**What you will do**
- 1) Repeat the part of the distributed computing text between "Folding@home: A project" and "and Hunntington's disease.", inclusive.
- 2) In the distributed computing text, what is a 'work-unit'?

This is where distributed computing offers a solution. Consider the following:



The 'Centralized Server' is comparable to a boss, or 'slave-master'. The Job of the Centralized Server is three-fold: First, it sends you a 'work-unit'. A 'work-unit' is a set of calculations for your CPU to complete. Secondly, once the 'User System' is completed it sends the results of said calculations back to the Centralized Server. Lastly, the 'Centralized Server' keeps track of how many units you've done and as is the case with most projects awards you 'points', which you may use to check your status amongst all users working for the project. You may also become part of a team and work together with peers, (not sharing work units but rather, sharing a 'team' page which displays the points of all within the team and having a team be ranked amongst others with the data completed from the users within).

To give another example, let's assume there exists an old man. He is very weak, and not powerful enough to complete his tasks. A group of young, robust and strong people arrive at his door and offers to help him out. The group of young people then, in their spare time, assist him with what needs to be done and they report back to him. In this circumstance, the outcome is a happy old man. With distributed computing, the outcome can range anywhere from interesting astrophysical results, the discovering of extra-terrestrial life, or even cures for diseases!

Getting involved:

Getting involved requires that you decide to which projects you will contribute. Listed below are some of the many operations and their intentions:

Folding@home: A project that processes the folding of proteins in an attempt to understand protein folding itself, misfolding and diseases related to protein folding. They have recently focused their efforts into studying proteins relevant to Alzheimer's and Hunntington's disease.

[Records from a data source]
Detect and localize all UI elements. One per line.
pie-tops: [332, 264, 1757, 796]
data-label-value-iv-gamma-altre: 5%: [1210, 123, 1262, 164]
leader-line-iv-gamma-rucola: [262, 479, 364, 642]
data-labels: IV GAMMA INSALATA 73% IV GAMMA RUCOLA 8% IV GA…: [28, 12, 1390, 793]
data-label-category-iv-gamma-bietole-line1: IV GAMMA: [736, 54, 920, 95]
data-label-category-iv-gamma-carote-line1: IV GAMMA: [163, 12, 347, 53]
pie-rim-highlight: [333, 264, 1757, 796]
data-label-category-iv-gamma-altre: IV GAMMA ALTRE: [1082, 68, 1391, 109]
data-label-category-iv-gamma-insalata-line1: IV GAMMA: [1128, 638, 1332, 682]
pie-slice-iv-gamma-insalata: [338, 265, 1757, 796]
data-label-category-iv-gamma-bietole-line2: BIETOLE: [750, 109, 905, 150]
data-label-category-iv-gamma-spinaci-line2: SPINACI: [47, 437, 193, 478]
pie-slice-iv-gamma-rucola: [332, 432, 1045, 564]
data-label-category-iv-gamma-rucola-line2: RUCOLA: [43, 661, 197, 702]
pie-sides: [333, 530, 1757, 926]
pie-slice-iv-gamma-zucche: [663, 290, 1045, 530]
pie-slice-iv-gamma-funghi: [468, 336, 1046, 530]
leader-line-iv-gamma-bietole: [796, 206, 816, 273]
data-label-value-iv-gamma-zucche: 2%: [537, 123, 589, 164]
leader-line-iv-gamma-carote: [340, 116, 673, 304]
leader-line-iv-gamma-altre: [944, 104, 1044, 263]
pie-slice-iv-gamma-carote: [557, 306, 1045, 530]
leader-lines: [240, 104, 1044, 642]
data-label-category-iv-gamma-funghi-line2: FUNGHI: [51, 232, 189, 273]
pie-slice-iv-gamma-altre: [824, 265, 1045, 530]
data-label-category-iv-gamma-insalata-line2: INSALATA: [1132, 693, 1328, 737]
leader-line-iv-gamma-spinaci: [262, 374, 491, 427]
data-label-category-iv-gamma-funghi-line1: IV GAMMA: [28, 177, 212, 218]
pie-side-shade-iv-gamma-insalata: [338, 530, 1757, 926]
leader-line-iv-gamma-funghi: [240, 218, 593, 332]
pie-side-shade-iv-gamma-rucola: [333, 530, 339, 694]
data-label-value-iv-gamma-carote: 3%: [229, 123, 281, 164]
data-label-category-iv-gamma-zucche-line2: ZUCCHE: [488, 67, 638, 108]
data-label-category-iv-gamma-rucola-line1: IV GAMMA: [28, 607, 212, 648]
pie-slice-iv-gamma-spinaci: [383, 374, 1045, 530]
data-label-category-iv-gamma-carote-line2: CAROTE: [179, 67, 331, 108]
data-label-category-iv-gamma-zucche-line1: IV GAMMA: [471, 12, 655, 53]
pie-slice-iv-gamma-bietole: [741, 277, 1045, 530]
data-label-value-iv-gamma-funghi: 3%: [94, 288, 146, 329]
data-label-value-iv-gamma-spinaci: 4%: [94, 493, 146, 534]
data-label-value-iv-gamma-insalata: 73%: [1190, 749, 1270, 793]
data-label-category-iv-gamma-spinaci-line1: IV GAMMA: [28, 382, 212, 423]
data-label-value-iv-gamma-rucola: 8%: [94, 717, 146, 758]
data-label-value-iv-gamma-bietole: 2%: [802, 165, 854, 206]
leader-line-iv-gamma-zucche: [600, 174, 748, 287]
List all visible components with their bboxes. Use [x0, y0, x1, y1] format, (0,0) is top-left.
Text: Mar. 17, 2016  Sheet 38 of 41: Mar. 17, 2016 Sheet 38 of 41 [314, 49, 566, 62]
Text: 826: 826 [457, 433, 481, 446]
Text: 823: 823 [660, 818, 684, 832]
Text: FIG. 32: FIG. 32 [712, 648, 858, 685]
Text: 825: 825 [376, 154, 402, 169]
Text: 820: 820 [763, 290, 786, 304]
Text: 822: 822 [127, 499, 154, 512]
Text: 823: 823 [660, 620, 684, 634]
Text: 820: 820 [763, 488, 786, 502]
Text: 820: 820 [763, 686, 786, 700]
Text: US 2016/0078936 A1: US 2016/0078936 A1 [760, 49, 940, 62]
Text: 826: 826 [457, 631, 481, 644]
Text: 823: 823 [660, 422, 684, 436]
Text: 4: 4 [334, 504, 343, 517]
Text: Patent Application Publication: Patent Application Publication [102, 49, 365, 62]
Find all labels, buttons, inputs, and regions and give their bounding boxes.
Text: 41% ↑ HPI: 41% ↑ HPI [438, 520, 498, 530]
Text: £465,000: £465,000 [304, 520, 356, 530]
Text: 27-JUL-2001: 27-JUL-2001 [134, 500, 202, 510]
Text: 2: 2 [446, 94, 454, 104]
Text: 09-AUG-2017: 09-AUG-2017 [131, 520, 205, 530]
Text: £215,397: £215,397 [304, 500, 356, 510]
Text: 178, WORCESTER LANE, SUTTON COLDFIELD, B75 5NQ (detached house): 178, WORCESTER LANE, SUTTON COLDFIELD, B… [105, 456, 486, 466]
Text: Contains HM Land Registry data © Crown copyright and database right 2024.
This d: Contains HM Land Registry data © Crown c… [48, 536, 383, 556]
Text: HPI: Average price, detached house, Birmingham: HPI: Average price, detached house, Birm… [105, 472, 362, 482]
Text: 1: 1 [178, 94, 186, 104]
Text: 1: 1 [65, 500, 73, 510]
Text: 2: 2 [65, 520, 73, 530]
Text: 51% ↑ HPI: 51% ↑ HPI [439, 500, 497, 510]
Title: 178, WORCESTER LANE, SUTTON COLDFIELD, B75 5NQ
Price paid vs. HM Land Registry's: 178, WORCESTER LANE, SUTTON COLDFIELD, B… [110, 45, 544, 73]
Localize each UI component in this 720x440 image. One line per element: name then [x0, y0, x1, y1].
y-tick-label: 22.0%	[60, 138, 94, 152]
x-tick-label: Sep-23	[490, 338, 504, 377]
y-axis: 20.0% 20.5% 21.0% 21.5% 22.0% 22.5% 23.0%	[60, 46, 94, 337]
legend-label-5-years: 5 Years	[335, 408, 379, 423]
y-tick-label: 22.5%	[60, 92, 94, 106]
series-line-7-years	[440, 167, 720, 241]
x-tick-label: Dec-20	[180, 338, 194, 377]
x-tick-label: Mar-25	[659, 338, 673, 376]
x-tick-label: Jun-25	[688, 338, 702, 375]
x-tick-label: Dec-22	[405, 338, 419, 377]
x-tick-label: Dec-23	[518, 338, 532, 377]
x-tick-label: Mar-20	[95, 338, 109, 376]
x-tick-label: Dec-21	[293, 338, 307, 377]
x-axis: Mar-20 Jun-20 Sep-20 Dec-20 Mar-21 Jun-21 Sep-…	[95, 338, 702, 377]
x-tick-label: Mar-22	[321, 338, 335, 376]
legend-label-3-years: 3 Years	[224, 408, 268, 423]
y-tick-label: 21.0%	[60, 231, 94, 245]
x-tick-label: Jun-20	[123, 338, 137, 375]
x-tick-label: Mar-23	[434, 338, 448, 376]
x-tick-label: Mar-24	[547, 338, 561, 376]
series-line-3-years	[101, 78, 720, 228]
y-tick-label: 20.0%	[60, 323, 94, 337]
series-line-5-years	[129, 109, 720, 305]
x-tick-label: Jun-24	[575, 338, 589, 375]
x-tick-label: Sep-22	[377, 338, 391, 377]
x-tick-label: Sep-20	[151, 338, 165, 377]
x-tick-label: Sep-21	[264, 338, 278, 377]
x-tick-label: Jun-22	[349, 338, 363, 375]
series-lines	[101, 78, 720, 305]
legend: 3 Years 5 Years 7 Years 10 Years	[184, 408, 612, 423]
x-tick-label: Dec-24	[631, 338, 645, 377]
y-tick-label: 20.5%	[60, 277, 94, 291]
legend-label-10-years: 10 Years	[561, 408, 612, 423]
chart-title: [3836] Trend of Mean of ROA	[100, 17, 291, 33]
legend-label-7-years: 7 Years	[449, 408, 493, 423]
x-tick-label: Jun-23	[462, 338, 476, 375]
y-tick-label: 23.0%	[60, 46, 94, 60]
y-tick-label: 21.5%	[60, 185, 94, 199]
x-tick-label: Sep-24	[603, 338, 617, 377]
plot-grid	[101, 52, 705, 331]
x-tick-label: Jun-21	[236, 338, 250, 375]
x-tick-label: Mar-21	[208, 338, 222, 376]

**Responses for each task**
- 1)
Folding@home: A project that processes the folding of proteins in an attempt to understand protein folding itself, misfolding and diseases related to protein folding. They have recently focused their efforts into studying proteins relevant to Alzheimer's and Hunntington's disease.

- 2) A set of calculations for your CPU to complete.